TASK OBJECTIVE
Copy out all lines in the data below containing the string "Gams".

DATA ROWS
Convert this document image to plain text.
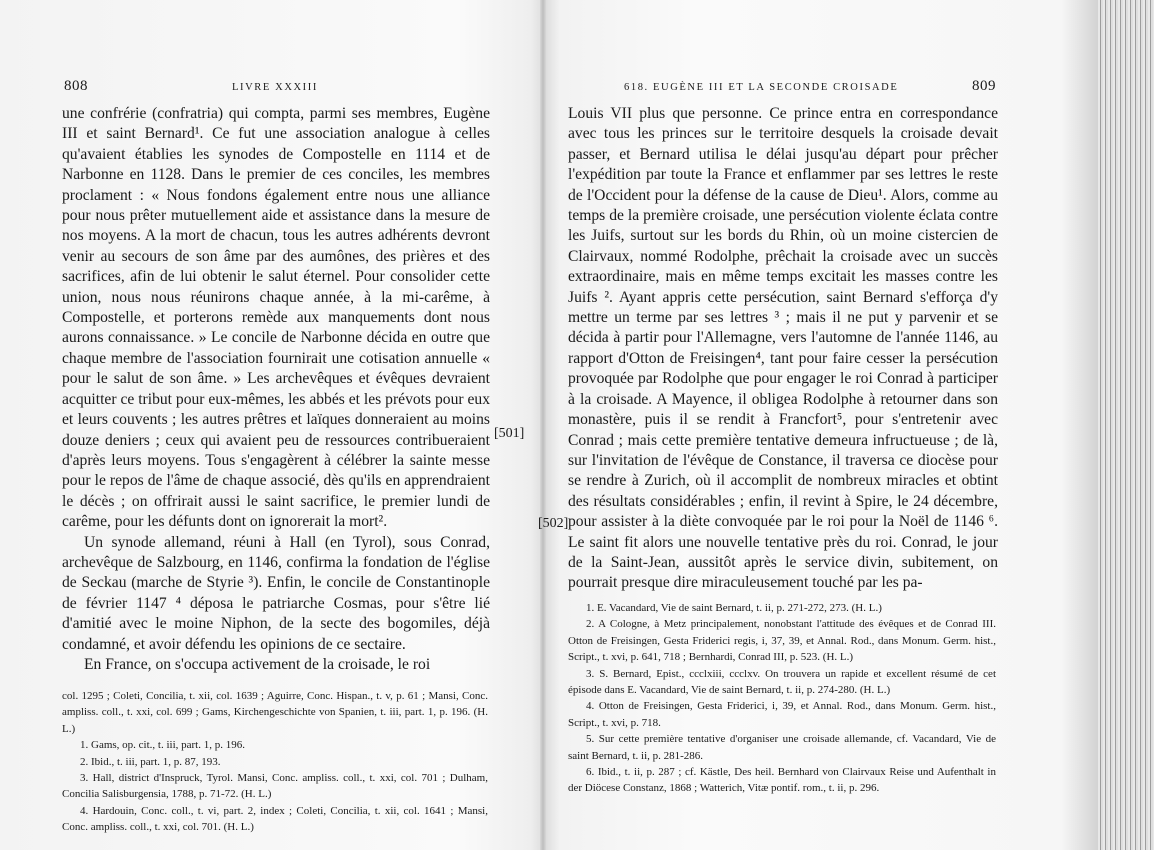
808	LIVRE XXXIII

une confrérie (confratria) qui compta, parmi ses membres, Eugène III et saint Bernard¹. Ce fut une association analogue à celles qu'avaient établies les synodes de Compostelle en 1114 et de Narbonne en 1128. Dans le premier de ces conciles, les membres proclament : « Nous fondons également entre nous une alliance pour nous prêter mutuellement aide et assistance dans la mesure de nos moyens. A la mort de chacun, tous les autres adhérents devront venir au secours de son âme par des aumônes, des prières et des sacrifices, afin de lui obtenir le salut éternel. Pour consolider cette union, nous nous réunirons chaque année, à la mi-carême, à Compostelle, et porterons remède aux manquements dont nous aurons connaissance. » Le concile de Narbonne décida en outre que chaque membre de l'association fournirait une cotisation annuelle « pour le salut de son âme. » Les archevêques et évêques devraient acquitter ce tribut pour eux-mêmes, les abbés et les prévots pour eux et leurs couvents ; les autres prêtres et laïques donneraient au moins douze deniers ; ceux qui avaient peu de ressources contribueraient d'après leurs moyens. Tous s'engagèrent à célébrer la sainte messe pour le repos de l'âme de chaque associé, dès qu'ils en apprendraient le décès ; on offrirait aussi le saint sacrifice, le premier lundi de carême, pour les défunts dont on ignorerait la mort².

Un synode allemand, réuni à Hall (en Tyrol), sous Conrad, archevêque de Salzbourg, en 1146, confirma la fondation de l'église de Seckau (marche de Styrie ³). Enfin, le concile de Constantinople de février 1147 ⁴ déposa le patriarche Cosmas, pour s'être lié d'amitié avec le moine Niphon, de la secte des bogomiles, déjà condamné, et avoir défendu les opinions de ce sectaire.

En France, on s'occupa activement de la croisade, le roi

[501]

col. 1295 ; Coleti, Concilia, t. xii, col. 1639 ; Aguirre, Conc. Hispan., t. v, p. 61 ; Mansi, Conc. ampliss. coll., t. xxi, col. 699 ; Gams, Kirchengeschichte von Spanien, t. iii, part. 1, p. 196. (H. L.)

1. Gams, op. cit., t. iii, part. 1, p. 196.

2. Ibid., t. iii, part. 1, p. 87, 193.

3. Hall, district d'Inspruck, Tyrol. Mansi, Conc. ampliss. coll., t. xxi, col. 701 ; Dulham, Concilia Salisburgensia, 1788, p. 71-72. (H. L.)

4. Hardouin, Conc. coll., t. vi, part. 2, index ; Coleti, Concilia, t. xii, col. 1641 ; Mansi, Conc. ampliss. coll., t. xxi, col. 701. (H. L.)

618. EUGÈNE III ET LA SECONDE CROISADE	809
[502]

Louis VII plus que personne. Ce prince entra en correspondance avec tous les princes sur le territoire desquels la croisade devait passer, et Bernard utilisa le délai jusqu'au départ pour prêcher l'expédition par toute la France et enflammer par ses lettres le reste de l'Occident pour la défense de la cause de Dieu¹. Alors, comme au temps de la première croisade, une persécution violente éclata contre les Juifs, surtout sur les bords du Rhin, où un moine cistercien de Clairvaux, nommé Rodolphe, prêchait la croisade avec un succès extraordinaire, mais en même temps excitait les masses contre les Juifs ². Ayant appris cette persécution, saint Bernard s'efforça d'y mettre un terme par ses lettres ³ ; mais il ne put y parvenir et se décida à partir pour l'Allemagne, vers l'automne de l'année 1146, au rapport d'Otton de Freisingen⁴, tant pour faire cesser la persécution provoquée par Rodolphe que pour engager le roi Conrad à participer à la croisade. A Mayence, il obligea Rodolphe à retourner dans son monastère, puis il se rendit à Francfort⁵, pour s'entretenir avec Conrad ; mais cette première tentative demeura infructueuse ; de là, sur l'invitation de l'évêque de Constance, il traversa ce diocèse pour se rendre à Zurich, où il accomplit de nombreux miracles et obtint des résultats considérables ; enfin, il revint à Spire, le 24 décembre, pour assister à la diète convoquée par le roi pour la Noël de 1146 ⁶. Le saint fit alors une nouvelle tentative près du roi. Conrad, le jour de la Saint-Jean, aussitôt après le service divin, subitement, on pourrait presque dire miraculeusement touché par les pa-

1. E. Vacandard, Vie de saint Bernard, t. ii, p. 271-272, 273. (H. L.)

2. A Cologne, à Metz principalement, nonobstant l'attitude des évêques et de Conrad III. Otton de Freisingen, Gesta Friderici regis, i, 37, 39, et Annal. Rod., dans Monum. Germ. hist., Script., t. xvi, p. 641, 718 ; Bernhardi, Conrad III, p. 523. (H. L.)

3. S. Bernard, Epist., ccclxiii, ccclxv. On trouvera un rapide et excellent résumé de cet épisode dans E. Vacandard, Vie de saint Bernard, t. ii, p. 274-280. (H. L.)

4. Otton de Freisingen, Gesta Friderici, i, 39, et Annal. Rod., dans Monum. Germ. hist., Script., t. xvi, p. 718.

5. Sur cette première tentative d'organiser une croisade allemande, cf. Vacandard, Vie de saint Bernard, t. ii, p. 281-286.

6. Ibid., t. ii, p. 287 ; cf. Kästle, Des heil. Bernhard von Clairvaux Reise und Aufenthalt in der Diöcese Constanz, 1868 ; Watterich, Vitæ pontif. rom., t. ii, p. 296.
--
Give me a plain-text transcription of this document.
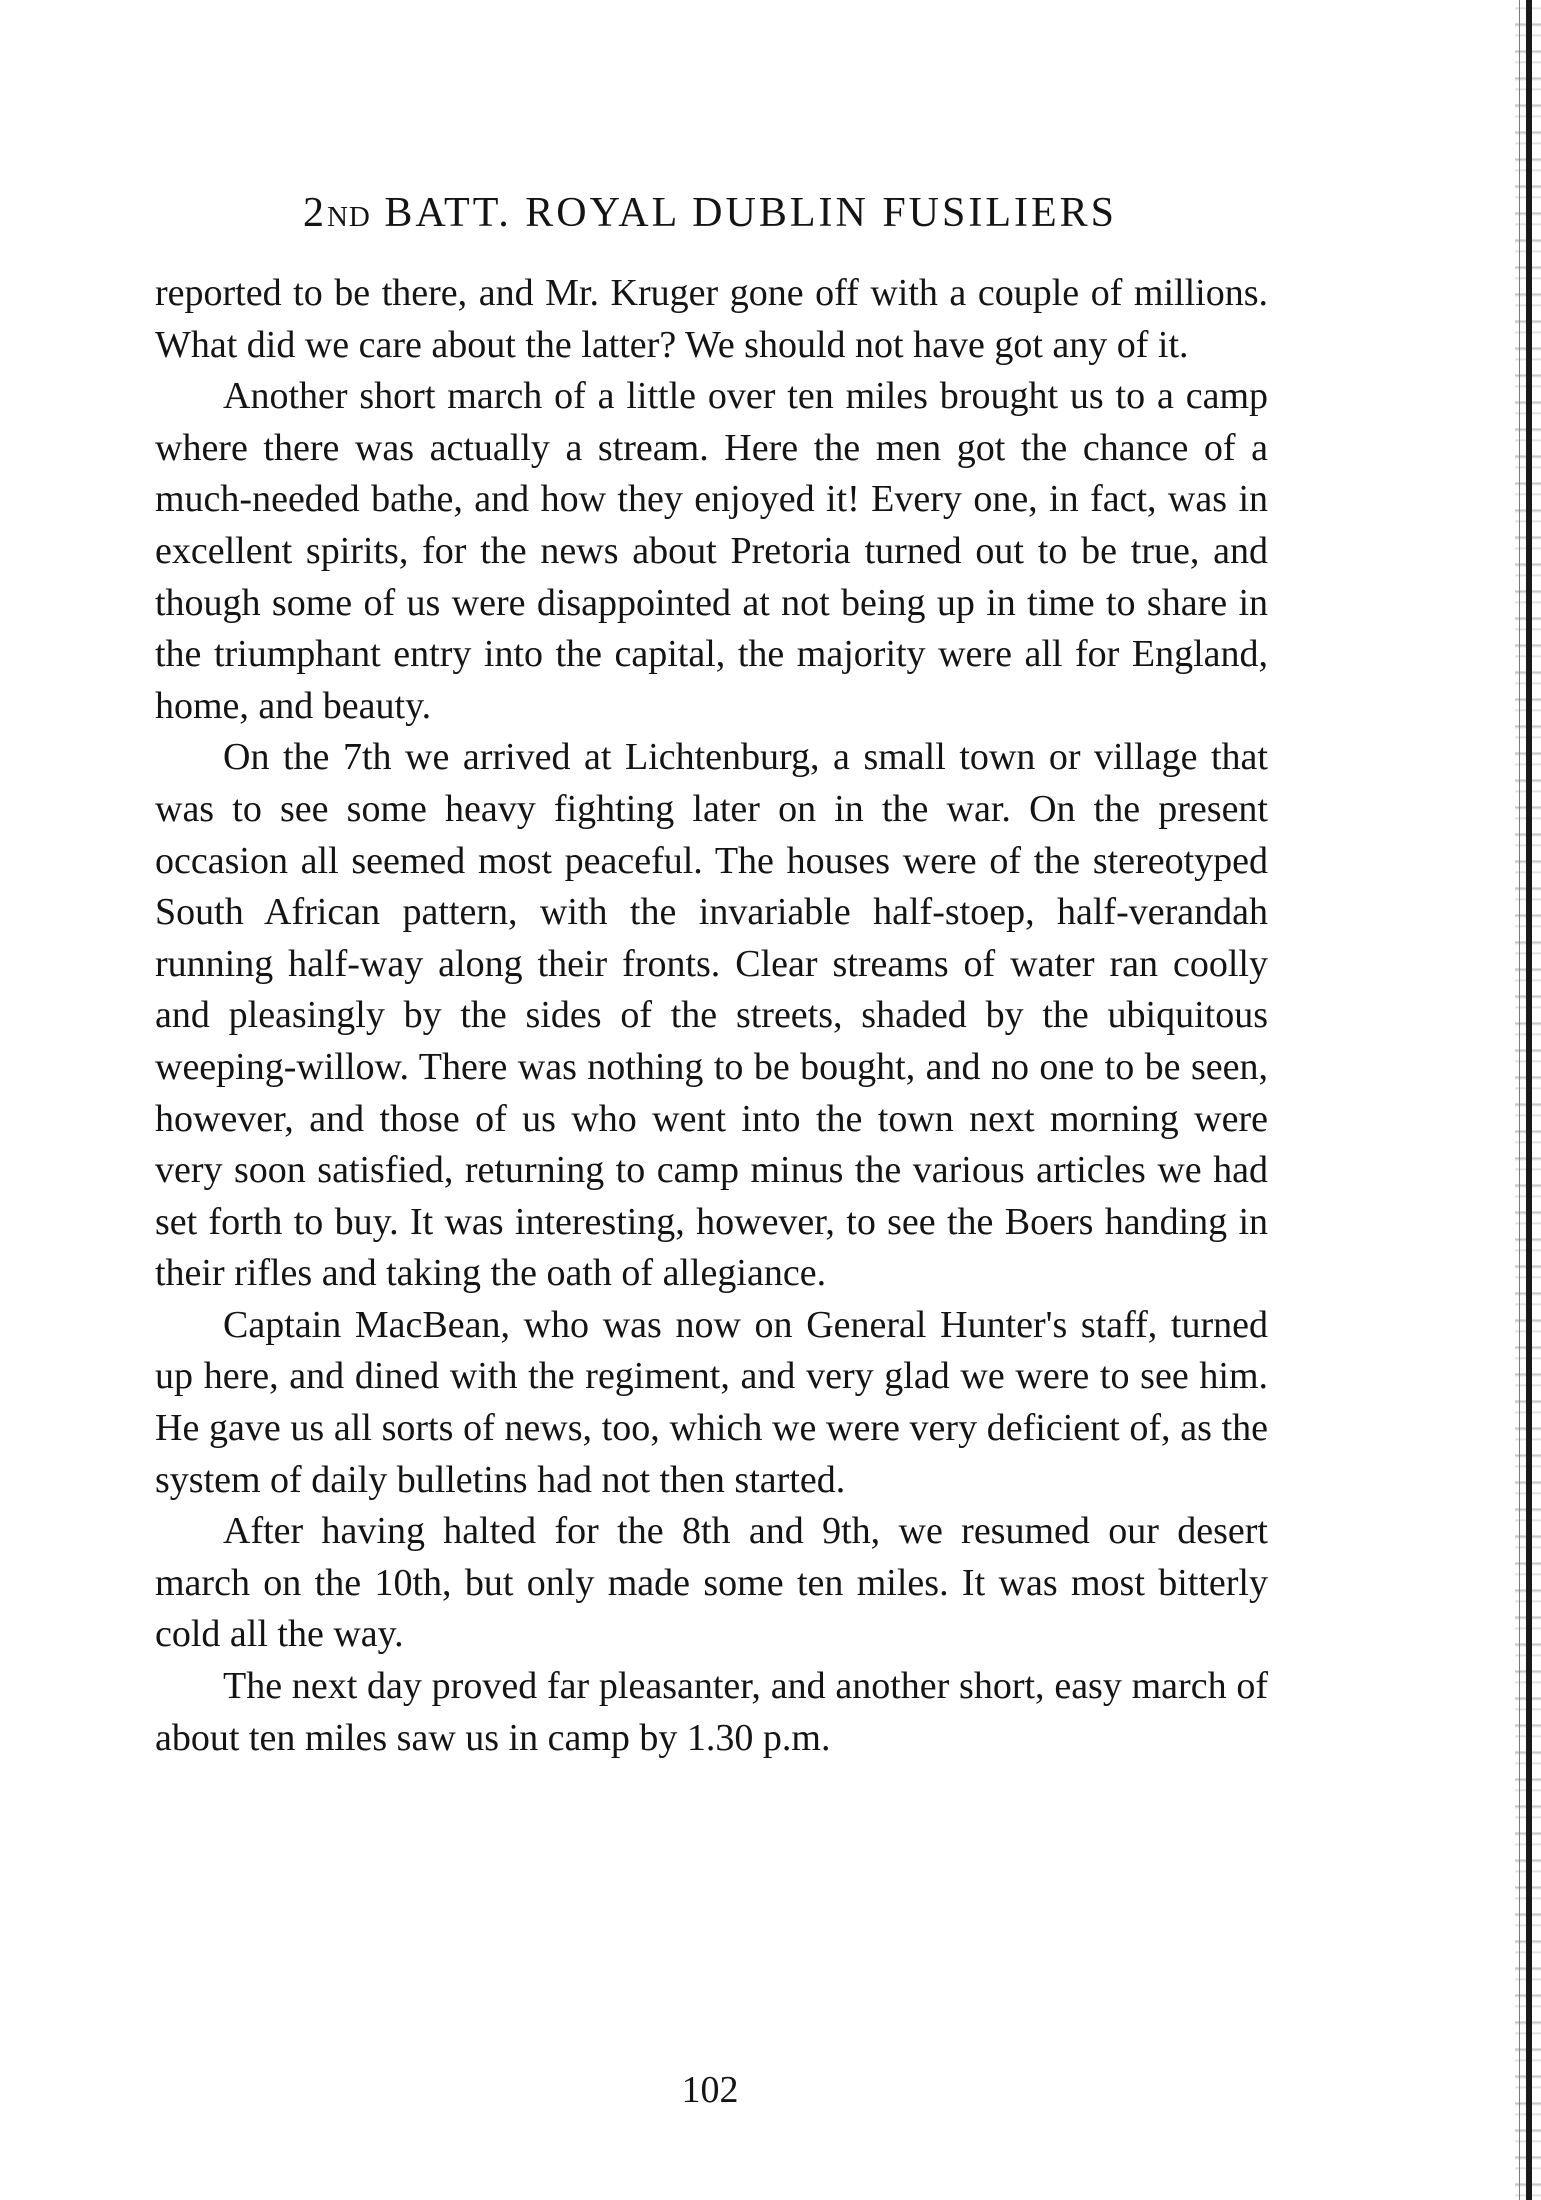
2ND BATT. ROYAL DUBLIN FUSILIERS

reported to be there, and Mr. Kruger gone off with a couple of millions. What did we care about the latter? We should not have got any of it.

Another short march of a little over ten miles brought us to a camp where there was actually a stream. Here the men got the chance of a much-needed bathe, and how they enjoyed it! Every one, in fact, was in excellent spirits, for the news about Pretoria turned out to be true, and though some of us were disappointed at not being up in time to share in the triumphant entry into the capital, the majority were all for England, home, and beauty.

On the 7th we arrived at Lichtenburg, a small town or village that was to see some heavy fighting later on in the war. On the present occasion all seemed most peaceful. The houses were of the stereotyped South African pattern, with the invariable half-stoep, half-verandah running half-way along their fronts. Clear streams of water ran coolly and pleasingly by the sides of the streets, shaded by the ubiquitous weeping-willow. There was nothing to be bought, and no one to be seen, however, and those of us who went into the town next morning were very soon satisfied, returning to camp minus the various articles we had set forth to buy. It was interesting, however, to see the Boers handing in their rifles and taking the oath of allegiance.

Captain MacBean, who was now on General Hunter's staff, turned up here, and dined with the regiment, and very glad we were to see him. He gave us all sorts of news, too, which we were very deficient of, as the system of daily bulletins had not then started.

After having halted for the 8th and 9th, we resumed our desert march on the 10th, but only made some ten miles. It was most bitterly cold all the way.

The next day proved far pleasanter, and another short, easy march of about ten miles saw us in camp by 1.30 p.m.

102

WORKED ANSWER
col. 1295 ; Coleti, Concilia, t. xii, col. 1639 ; Aguirre, Conc. Hispan., t. v, p. 61 ; Mansi, Conc. ampliss. coll., t. xxi, col. 699 ; Gams, Kirchengeschichte von Spanien, t. iii, part. 1, p. 196. (H. L.)
1. Gams, op. cit., t. iii, part. 1, p. 196.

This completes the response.